_EXERCISE OBJECTIVE_: All of the entries must be reproduced exactly, with no images carried over.

_TASK INPUT_:

+++

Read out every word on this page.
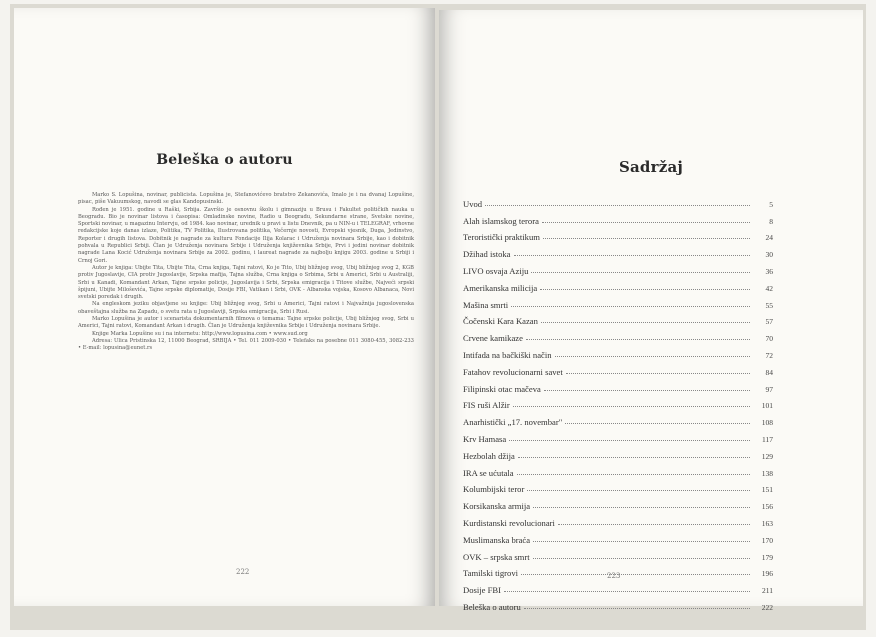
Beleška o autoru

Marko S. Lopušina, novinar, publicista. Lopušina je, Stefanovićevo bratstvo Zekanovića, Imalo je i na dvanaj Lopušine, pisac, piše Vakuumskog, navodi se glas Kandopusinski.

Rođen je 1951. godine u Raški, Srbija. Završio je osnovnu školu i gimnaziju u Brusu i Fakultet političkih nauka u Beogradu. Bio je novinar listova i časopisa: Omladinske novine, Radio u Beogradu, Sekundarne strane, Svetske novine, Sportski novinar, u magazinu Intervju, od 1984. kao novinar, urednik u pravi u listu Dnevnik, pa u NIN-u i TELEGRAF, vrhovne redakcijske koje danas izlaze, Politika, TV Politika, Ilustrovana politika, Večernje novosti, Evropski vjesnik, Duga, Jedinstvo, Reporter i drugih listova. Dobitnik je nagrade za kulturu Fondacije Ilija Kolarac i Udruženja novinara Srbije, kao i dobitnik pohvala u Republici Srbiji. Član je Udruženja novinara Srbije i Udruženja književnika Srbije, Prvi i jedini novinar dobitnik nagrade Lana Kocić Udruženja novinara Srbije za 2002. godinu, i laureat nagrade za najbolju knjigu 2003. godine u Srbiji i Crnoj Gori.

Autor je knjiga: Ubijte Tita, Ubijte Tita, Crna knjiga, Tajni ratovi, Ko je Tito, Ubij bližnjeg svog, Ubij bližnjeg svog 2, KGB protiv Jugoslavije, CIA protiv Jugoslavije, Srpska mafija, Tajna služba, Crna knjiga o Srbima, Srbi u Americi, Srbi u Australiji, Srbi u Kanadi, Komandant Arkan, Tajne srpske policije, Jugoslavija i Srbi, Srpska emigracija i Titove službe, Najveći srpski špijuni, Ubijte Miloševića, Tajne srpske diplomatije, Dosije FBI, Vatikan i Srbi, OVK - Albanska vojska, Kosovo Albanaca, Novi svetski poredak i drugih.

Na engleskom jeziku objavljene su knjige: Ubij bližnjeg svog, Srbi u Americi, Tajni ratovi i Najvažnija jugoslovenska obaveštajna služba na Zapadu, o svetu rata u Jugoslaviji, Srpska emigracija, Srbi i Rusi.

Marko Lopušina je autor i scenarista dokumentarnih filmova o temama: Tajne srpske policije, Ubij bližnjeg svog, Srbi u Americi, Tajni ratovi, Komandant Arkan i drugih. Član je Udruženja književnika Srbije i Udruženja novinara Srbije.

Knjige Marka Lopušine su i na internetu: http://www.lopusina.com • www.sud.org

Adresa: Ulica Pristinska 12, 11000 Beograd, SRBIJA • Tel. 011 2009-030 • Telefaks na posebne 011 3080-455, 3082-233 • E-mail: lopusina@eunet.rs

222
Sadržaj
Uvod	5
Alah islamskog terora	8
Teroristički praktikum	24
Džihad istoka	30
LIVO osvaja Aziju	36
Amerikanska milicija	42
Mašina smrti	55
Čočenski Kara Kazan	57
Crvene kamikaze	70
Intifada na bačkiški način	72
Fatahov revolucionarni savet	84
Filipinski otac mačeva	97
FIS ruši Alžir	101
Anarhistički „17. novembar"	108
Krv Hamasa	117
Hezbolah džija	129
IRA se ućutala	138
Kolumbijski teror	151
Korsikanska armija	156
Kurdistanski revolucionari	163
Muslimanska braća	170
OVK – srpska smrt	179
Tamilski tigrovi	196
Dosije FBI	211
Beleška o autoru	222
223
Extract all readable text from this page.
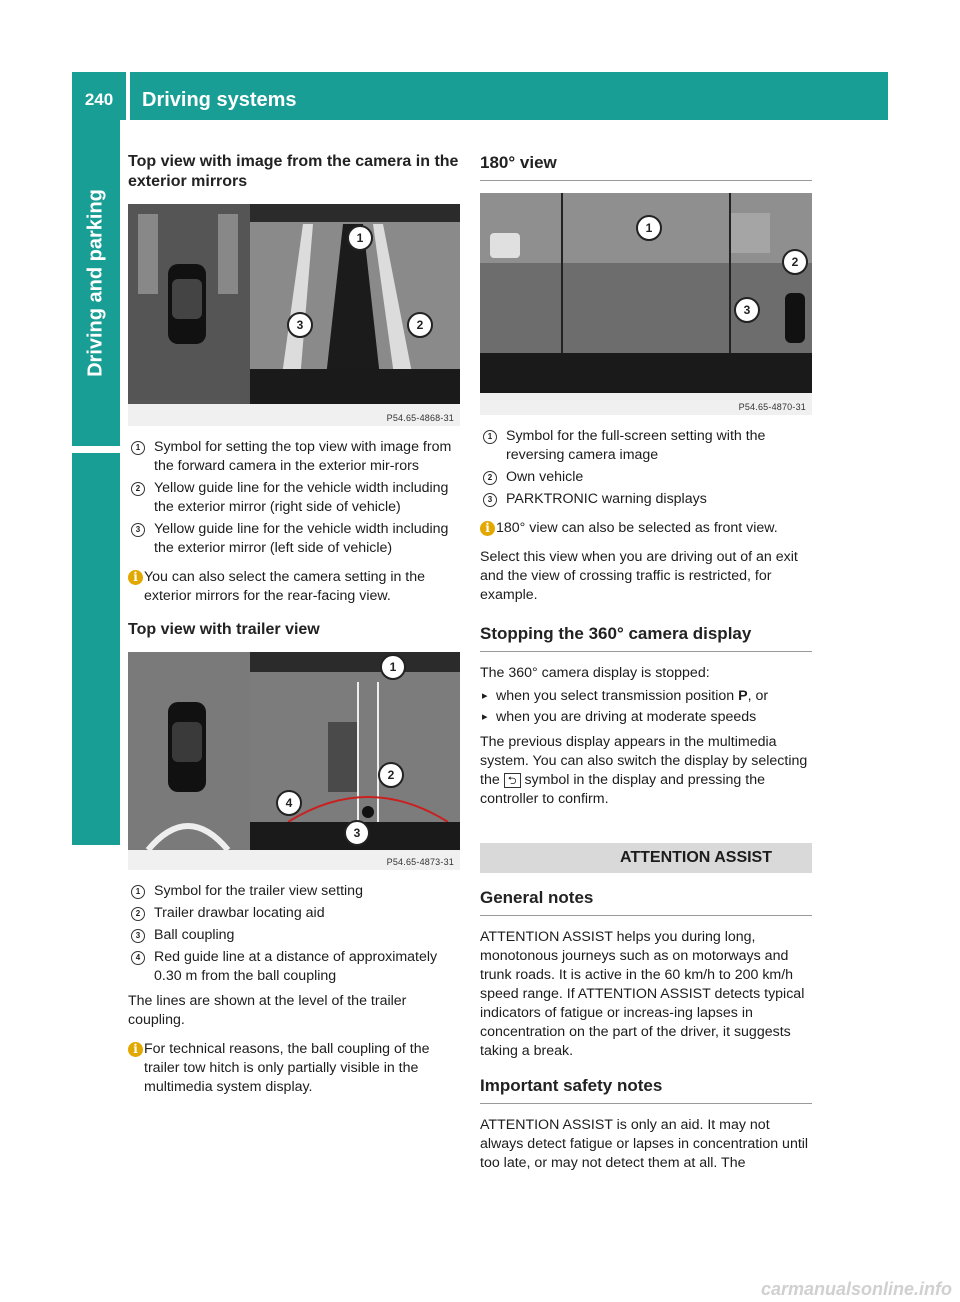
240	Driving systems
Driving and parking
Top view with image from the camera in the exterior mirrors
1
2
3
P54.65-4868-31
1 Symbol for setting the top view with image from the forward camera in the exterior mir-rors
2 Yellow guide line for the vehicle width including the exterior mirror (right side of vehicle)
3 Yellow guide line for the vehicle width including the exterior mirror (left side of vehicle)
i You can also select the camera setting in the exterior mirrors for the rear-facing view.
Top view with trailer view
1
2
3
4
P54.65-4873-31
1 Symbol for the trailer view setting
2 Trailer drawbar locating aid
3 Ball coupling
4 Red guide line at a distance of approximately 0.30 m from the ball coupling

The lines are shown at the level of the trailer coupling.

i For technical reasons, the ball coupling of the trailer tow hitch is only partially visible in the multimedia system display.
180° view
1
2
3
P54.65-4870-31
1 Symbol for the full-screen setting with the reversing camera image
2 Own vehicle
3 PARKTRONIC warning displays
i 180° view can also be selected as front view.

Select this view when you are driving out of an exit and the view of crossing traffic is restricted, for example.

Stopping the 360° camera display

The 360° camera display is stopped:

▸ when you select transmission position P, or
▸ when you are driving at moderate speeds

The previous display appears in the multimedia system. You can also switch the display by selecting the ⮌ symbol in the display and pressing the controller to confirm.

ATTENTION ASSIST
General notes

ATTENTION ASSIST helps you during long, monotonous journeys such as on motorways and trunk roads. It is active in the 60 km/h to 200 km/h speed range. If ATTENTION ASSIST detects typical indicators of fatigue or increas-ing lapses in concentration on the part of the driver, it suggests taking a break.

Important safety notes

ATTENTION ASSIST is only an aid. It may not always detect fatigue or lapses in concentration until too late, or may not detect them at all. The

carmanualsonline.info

+++

_RESPONSE FOR THIS EXERCISE_:
Read out every word on this page.
Beleška o autoru

Marko S. Lopušina, novinar, publicista. Lopušina je, Stefanovićevo bratstvo Zekanovića, Imalo je i na dvanaj Lopušine, pisac, piše Vakuumskog, navodi se glas Kandopusinski.

Rođen je 1951. godine u Raški, Srbija. Završio je osnovnu školu i gimnaziju u Brusu i Fakultet političkih nauka u Beogradu. Bio je novinar listova i časopisa: Omladinske novine, Radio u Beogradu, Sekundarne strane, Svetske novine, Sportski novinar, u magazinu Intervju, od 1984. kao novinar, urednik u pravi u listu Dnevnik, pa u NIN-u i TELEGRAF, vrhovne redakcijske koje danas izlaze, Politika, TV Politika, Ilustrovana politika, Večernje novosti, Evropski vjesnik, Duga, Jedinstvo, Reporter i drugih listova. Dobitnik je nagrade za kulturu Fondacije Ilija Kolarac i Udruženja novinara Srbije, kao i dobitnik pohvala u Republici Srbiji. Član je Udruženja novinara Srbije i Udruženja književnika Srbije, Prvi i jedini novinar dobitnik nagrade Lana Kocić Udruženja novinara Srbije za 2002. godinu, i laureat nagrade za najbolju knjigu 2003. godine u Srbiji i Crnoj Gori.

Autor je knjiga: Ubijte Tita, Ubijte Tita, Crna knjiga, Tajni ratovi, Ko je Tito, Ubij bližnjeg svog, Ubij bližnjeg svog 2, KGB protiv Jugoslavije, CIA protiv Jugoslavije, Srpska mafija, Tajna služba, Crna knjiga o Srbima, Srbi u Americi, Srbi u Australiji, Srbi u Kanadi, Komandant Arkan, Tajne srpske policije, Jugoslavija i Srbi, Srpska emigracija i Titove službe, Najveći srpski špijuni, Ubijte Miloševića, Tajne srpske diplomatije, Dosije FBI, Vatikan i Srbi, OVK - Albanska vojska, Kosovo Albanaca, Novi svetski poredak i drugih.

Na engleskom jeziku objavljene su knjige: Ubij bližnjeg svog, Srbi u Americi, Tajni ratovi i Najvažnija jugoslovenska obaveštajna služba na Zapadu, o svetu rata u Jugoslaviji, Srpska emigracija, Srbi i Rusi.

Marko Lopušina je autor i scenarista dokumentarnih filmova o temama: Tajne srpske policije, Ubij bližnjeg svog, Srbi u Americi, Tajni ratovi, Komandant Arkan i drugih. Član je Udruženja književnika Srbije i Udruženja novinara Srbije.

Knjige Marka Lopušine su i na internetu: http://www.lopusina.com • www.sud.org

Adresa: Ulica Pristinska 12, 11000 Beograd, SRBIJA • Tel. 011 2009-030 • Telefaks na posebne 011 3080-455, 3082-233 • E-mail: lopusina@eunet.rs

222
Sadržaj
Uvod	5
Alah islamskog terora	8
Teroristički praktikum	24
Džihad istoka	30
LIVO osvaja Aziju	36
Amerikanska milicija	42
Mašina smrti	55
Čočenski Kara Kazan	57
Crvene kamikaze	70
Intifada na bačkiški način	72
Fatahov revolucionarni savet	84
Filipinski otac mačeva	97
FIS ruši Alžir	101
Anarhistički „17. novembar"	108
Krv Hamasa	117
Hezbolah džija	129
IRA se ućutala	138
Kolumbijski teror	151
Korsikanska armija	156
Kurdistanski revolucionari	163
Muslimanska braća	170
OVK – srpska smrt	179
Tamilski tigrovi	196
Dosije FBI	211
Beleška o autoru	222
223
Extract all readable text from this page.
240	Driving systems
Driving and parking
Top view with image from the camera in the exterior mirrors
1
2
3
P54.65-4868-31
1 Symbol for setting the top view with image from the forward camera in the exterior mir-rors
2 Yellow guide line for the vehicle width including the exterior mirror (right side of vehicle)
3 Yellow guide line for the vehicle width including the exterior mirror (left side of vehicle)
i You can also select the camera setting in the exterior mirrors for the rear-facing view.
Top view with trailer view
1
2
3
4
P54.65-4873-31
1 Symbol for the trailer view setting
2 Trailer drawbar locating aid
3 Ball coupling
4 Red guide line at a distance of approximately 0.30 m from the ball coupling

The lines are shown at the level of the trailer coupling.

i For technical reasons, the ball coupling of the trailer tow hitch is only partially visible in the multimedia system display.
180° view
1
2
3
P54.65-4870-31
1 Symbol for the full-screen setting with the reversing camera image
2 Own vehicle
3 PARKTRONIC warning displays
i 180° view can also be selected as front view.

Select this view when you are driving out of an exit and the view of crossing traffic is restricted, for example.

Stopping the 360° camera display

The 360° camera display is stopped:

▸ when you select transmission position P, or
▸ when you are driving at moderate speeds

The previous display appears in the multimedia system. You can also switch the display by selecting the ⮌ symbol in the display and pressing the controller to confirm.

ATTENTION ASSIST
General notes

ATTENTION ASSIST helps you during long, monotonous journeys such as on motorways and trunk roads. It is active in the 60 km/h to 200 km/h speed range. If ATTENTION ASSIST detects typical indicators of fatigue or increas-ing lapses in concentration on the part of the driver, it suggests taking a break.

Important safety notes

ATTENTION ASSIST is only an aid. It may not always detect fatigue or lapses in concentration until too late, or may not detect them at all. The

carmanualsonline.info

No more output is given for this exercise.